**PASSAGE TO READ**
Tan^2(A)*Sec^2(A) - Sec^2(A) + 1 = Tan^4(A)

 

ANSWER -

 

[ Sin^2(A) + Cos^2(A) = 1 ]

[ Cos^2(A) = 1 - Sin^2(A) ]

[ Sin^2(A) = 1 - Cos^2(A) ]

[ Tan(A) = Sin(A) / Cos(A) ]

[ Sec(A) = 1 / Cos(A) ]

 

 

[ Tan^2(A)*Sec^2(A) - Sec^2(A) + 1

= (Sin^2(A) / Cos^2(A))*(1 / Cos^2(A)) - (1 / Cos^2(A)) + 1

= (Sin^2(A) / Cos^4(A)) - (1 / Cos^2(A)) + 1

= (Sin^2(A) / Cos^4(A)) - (Cos^2(A) / Cos^4(A)) + 1

= (Sin^2(A) / Cos^4(A)) - (Cos^2(A) / Cos^4(A)) + (Cos^4(A) / Cos^4(A))

= (Sin^2(A) - Cos^2(A) + Cos^4(A)) / Cos^4(A)

= ((1 - Cos^2(A)) - Cos^2(A) + Cos^4(A)) / Cos^4(A)

= (1 - 2*Cos^2(A) + Cos^4(A)) / Cos^4(A)

= (1 - 2*Cos^2(A) + (Cos^2(A))^2) / Cos^4(A)

= (1 - 2*Cos^2(A) + (1 - Sin^2(A))^2) / Cos^4(A)

= (1 - 2*Cos^2(A) + 1 - 2*Sin^2(A) + Sin^4(A)) / Cos^4(A)

= (2 - 2*Cos^2(A) - 2*Sin^2(A) + Sin^4(A)) / Cos^4(A)

**LISTED ENTRIES**
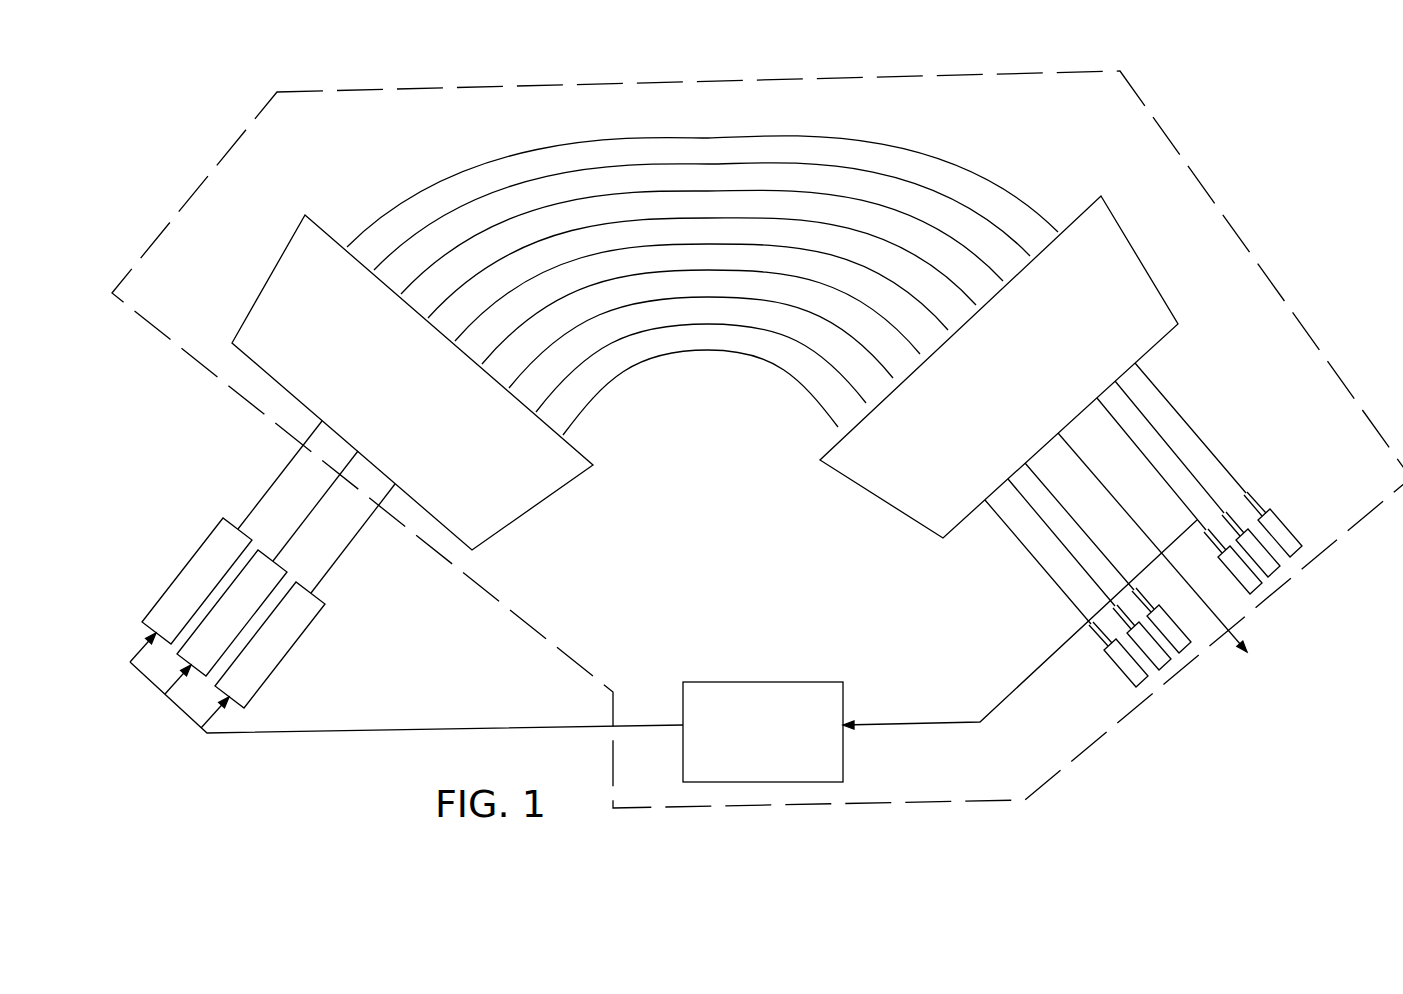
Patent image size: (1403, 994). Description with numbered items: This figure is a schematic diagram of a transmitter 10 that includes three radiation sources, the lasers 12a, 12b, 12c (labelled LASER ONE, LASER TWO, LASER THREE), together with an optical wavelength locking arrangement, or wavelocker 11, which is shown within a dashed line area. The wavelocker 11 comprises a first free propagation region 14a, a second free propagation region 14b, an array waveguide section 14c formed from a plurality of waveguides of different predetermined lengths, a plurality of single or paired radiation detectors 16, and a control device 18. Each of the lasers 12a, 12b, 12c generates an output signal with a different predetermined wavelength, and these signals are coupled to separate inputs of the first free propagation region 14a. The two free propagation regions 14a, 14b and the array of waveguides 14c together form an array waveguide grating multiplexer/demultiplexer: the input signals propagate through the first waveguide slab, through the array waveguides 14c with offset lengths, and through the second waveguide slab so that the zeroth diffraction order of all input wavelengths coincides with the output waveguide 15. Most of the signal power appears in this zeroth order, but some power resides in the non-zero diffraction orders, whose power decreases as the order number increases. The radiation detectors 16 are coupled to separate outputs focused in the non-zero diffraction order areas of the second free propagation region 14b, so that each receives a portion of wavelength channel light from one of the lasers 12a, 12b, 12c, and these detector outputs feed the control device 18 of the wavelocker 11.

The transmitter 10 is at (413, 51).
The optical wavelength locking arrangement 11 is at (553, 78).
The laser 12a is at (192, 556).
The laser 12b is at (264, 552).
The laser 12c is at (286, 658).
The first free propagation region 14a is at (268, 278).
The second free propagation region 14b is at (1145, 268).
The array waveguide section 14c is at (793, 220).
The output waveguide 15 is at (1127, 512).
The radiation detectors 16 is at (1184, 643).
The control device 18 is at (788, 682).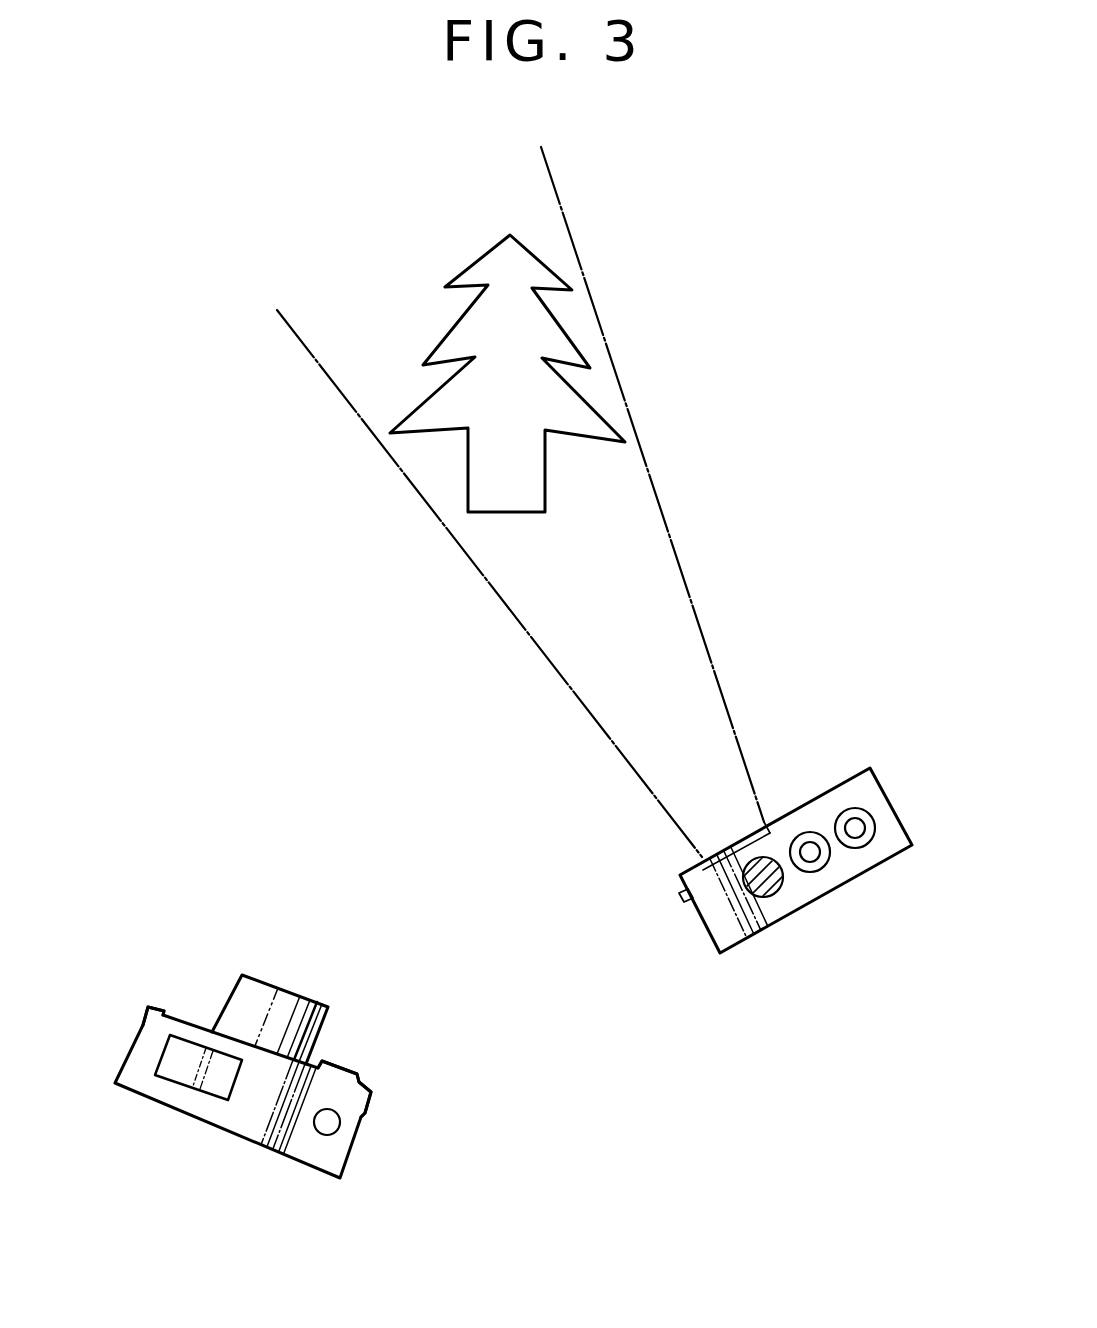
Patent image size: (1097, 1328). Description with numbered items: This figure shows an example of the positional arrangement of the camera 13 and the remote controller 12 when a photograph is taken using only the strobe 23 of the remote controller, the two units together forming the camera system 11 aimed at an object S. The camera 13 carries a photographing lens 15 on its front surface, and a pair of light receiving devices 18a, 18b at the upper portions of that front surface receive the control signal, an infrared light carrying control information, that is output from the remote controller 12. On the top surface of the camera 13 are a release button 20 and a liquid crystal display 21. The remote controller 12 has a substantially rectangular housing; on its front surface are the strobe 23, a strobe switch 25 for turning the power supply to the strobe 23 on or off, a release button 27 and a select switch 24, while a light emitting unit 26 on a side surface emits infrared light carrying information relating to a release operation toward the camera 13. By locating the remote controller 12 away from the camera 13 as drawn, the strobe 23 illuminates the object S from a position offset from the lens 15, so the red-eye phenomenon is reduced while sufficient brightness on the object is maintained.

The subject S is at (443, 348).
The camera system 11 is at (480, 1185).
The remote controller 12 is at (800, 754).
The camera 13 is at (244, 1158).
The photographing lens 15 is at (258, 987).
The light receiving device 18a is at (372, 1106).
The light receiving device 18b is at (145, 1022).
The release button 20 is at (333, 1120).
The liquid crystal display 21 is at (178, 1071).
The strobe 23 is at (727, 840).
The select switch 24 is at (817, 859).
The strobe switch 25 is at (678, 894).
The light emitting unit 26 is at (773, 888).
The release button 27 is at (858, 833).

**GIVEN INSTRUCTION**
In the identity proof, write out the stretch from "[ Tan^2(A)*Sec^2(A) - Sec^2(A)" through "Cos^2(A)) - Cos^2(A) + Cos^4(A)) / Cos^4(A)" again, changing every "Cos^4(A)" to "Cos(A)^4".

**EXERCISE SOLUTION**
[ Tan^2(A)*Sec^2(A) - Sec^2(A) + 1

= (Sin^2(A) / Cos^2(A))*(1 / Cos^2(A)) - (1 / Cos^2(A)) + 1

= (Sin^2(A) / Cos(A)^4) - (1 / Cos^2(A)) + 1

= (Sin^2(A) / Cos(A)^4) - (Cos^2(A) / Cos(A)^4) + 1

= (Sin^2(A) / Cos(A)^4) - (Cos^2(A) / Cos(A)^4) + (Cos(A)^4 / Cos(A)^4)

= (Sin^2(A) - Cos^2(A) + Cos(A)^4) / Cos(A)^4

= ((1 - Cos^2(A)) - Cos^2(A) + Cos(A)^4) / Cos(A)^4